# REQUIREMENT:
Where a line of the material contains the string "Michigan", copy that line.

# MATERIAL SUPPLIED:
|---|
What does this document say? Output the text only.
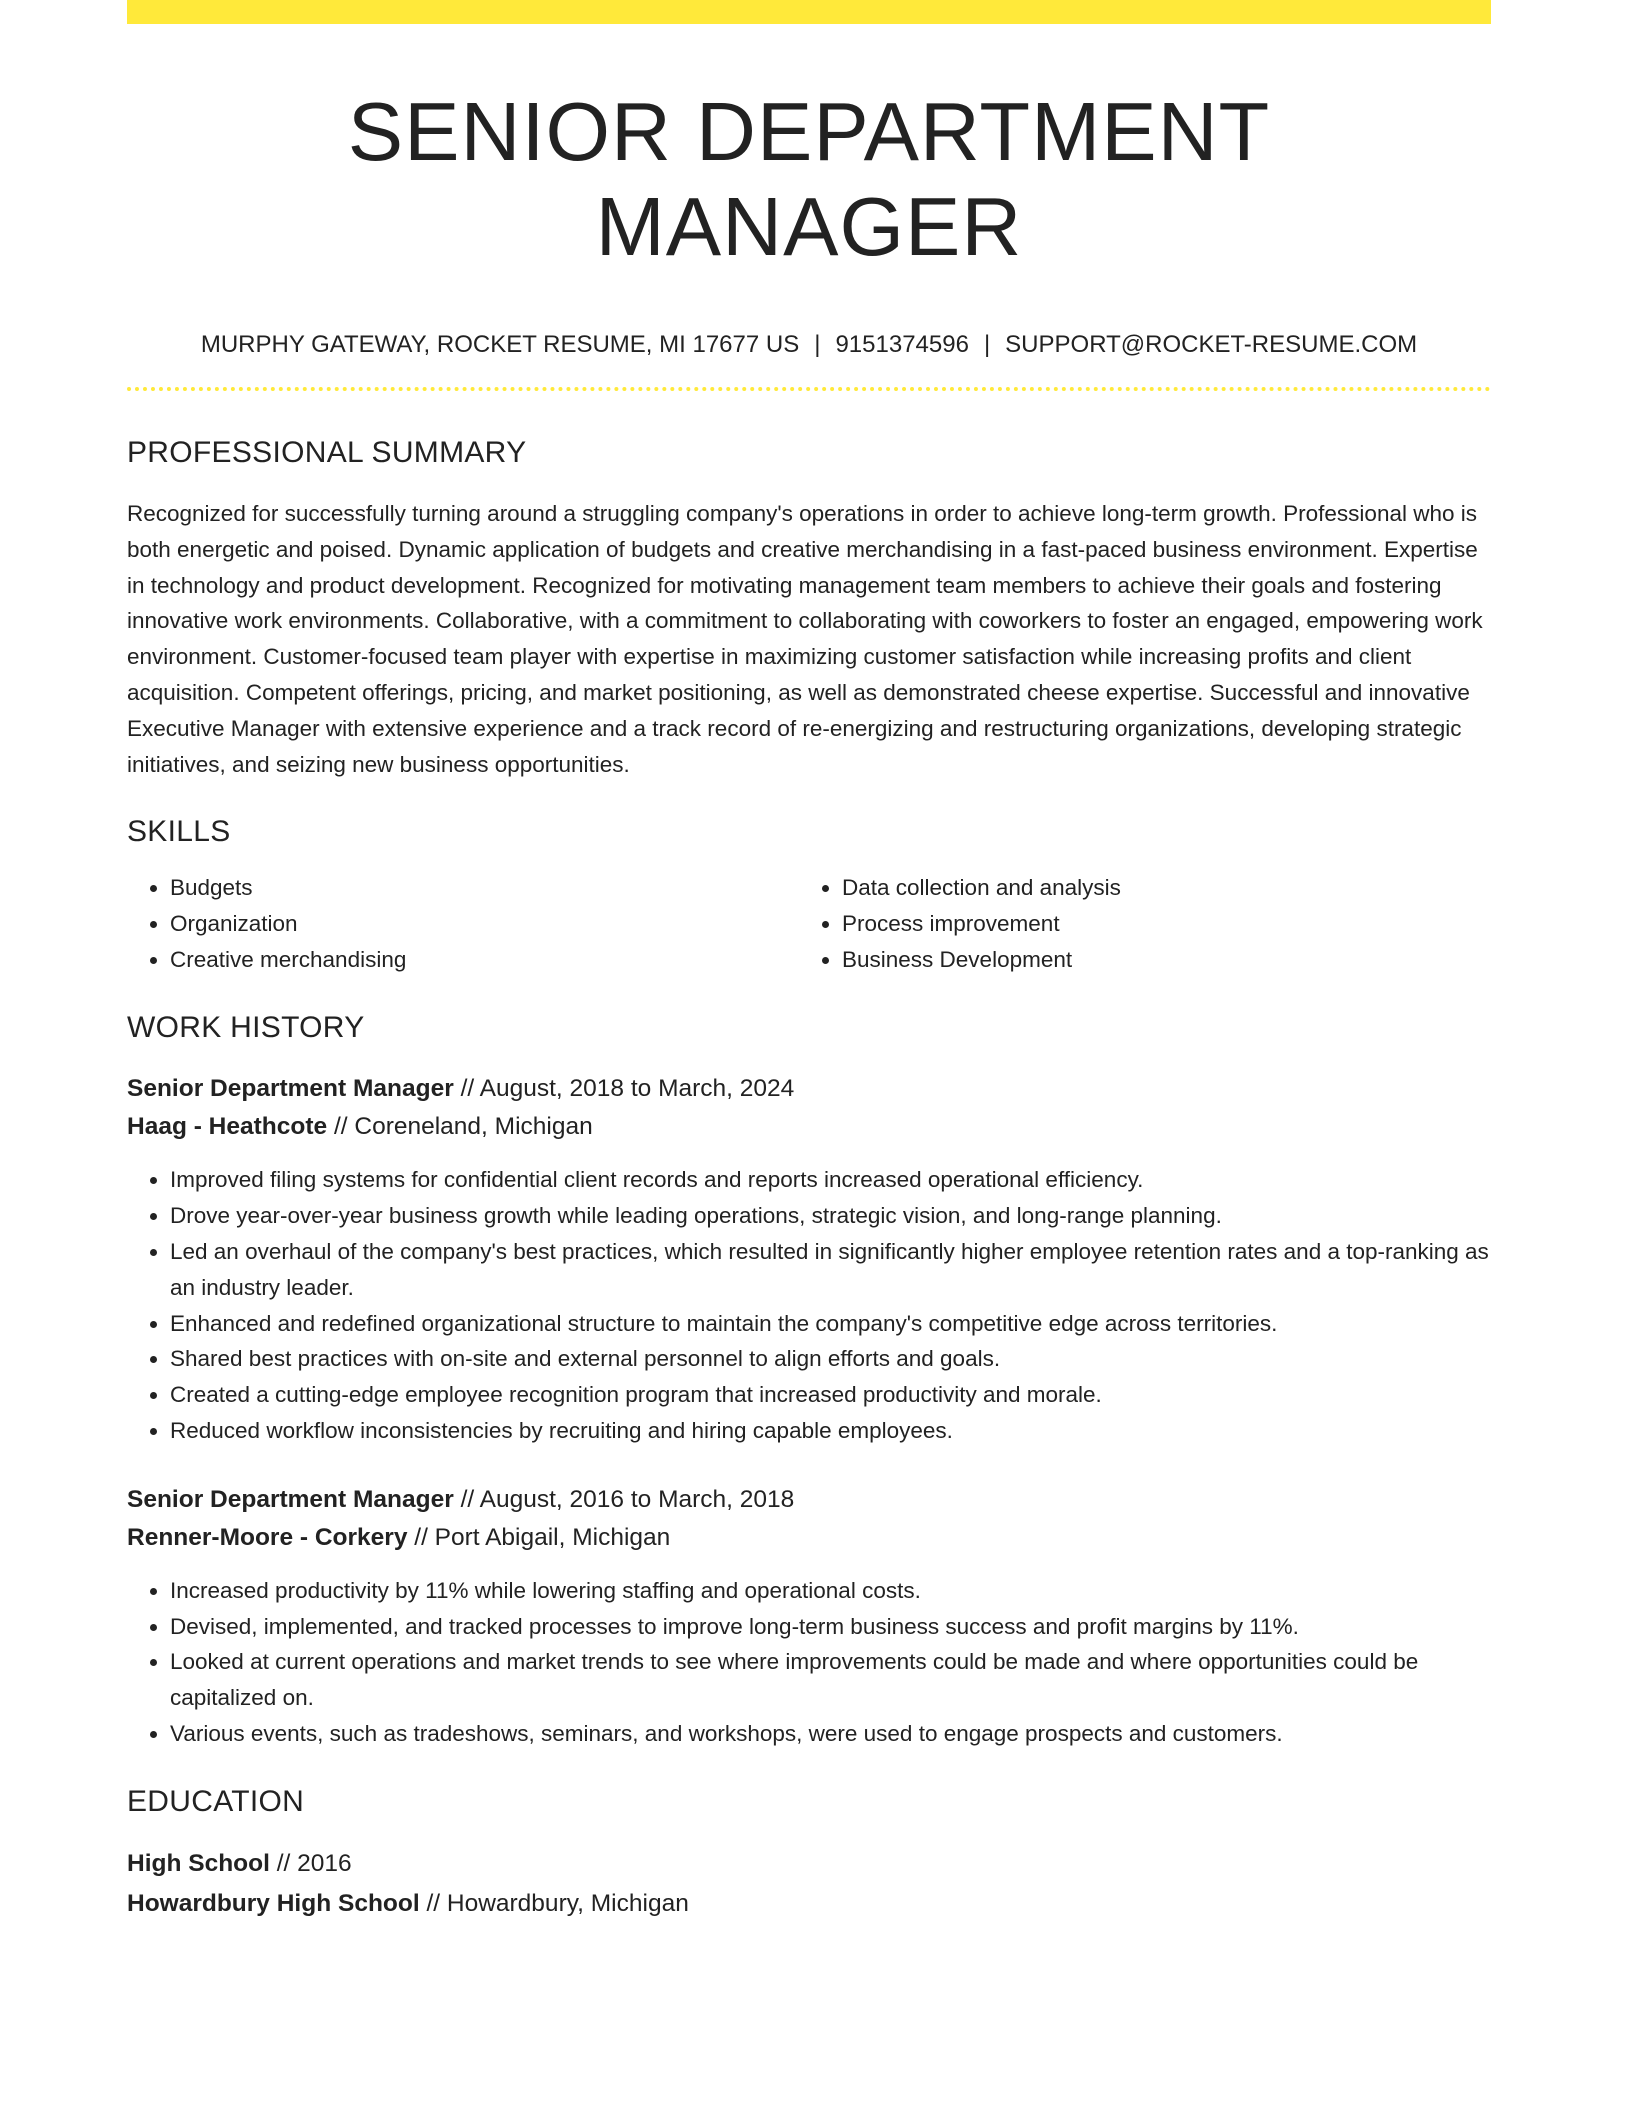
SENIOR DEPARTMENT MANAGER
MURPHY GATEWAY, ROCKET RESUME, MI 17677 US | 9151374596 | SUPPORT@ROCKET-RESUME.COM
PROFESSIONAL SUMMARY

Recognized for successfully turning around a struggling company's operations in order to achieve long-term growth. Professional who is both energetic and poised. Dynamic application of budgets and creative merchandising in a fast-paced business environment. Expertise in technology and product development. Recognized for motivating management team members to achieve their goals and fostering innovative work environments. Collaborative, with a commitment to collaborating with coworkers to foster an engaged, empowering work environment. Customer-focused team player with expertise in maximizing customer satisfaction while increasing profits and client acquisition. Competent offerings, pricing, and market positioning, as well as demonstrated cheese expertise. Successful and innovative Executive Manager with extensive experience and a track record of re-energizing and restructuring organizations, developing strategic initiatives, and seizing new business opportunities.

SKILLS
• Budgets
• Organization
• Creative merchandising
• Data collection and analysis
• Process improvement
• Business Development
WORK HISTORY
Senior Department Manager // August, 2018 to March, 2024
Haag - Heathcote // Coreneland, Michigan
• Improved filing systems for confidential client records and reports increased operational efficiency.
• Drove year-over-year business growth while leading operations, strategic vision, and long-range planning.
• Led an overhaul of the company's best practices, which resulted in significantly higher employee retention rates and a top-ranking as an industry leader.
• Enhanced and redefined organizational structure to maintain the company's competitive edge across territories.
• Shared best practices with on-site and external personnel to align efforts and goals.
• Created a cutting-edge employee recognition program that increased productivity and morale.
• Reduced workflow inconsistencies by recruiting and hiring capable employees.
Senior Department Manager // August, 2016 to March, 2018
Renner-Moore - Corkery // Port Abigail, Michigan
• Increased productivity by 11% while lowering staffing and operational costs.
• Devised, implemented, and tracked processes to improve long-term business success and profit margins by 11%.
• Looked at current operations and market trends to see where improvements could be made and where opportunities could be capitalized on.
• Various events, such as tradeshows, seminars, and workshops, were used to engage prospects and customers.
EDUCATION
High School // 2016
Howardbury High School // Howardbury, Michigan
|---|
# TASK RESPONSE:
Haag - Heathcote // Coreneland, Michigan
Renner-Moore - Corkery // Port Abigail, Michigan
Howardbury High School // Howardbury, Michigan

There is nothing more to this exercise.